(Data listing)

************

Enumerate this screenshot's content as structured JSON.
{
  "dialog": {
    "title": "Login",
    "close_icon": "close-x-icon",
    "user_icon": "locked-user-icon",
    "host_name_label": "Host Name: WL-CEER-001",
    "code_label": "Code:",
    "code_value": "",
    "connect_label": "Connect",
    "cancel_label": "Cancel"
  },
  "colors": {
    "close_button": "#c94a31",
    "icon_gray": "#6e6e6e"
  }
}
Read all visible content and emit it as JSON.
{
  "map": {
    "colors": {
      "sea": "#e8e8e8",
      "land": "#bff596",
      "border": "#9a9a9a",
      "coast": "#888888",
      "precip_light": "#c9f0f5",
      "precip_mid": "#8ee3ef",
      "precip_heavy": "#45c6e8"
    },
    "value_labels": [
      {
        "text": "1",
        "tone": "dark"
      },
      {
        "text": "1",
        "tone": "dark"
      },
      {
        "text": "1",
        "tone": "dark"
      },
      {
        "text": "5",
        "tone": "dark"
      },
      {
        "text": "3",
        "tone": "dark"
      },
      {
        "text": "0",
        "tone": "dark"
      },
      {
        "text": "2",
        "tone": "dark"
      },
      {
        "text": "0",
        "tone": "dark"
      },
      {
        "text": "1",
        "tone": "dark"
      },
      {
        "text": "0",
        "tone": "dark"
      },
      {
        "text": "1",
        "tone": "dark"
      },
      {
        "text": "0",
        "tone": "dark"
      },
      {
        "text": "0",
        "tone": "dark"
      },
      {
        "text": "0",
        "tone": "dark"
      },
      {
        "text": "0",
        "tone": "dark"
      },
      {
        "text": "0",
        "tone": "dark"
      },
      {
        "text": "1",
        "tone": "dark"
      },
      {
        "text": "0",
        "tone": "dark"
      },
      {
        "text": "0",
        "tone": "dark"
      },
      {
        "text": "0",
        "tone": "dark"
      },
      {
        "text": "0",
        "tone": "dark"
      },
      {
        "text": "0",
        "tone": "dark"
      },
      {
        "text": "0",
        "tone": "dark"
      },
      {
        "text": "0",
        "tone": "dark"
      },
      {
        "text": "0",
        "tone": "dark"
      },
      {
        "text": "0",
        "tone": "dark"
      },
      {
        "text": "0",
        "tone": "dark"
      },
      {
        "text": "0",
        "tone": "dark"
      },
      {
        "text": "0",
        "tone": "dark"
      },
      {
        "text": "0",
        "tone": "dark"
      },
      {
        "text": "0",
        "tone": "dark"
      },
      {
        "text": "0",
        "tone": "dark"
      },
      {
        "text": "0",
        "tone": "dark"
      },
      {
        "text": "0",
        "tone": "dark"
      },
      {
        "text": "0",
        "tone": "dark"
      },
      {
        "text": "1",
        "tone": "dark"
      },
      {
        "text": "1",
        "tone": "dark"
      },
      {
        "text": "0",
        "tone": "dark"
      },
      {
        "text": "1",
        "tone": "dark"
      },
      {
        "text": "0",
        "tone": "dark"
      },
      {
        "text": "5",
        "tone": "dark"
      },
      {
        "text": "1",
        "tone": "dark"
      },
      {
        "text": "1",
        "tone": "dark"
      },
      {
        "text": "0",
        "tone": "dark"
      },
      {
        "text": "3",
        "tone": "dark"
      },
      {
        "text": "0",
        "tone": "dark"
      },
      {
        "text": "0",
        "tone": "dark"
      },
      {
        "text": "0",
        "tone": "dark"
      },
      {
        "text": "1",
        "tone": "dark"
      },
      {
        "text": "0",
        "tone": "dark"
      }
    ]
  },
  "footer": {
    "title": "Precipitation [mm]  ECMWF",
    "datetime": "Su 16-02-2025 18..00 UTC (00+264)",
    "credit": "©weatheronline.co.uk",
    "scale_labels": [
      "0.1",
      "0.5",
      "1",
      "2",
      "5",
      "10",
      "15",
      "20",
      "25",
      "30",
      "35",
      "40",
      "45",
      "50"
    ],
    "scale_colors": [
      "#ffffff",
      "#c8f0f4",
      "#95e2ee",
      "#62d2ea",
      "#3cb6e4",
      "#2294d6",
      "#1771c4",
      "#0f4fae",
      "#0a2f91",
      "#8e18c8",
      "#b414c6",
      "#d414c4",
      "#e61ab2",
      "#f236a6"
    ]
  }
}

************

■ **REQUIREMENTS**
Select all lines in the listing above where the word "JSON" appears, and show them.

■ **FINAL ANSWER**
Enumerate this screenshot's content as structured JSON.
Read all visible content and emit it as JSON.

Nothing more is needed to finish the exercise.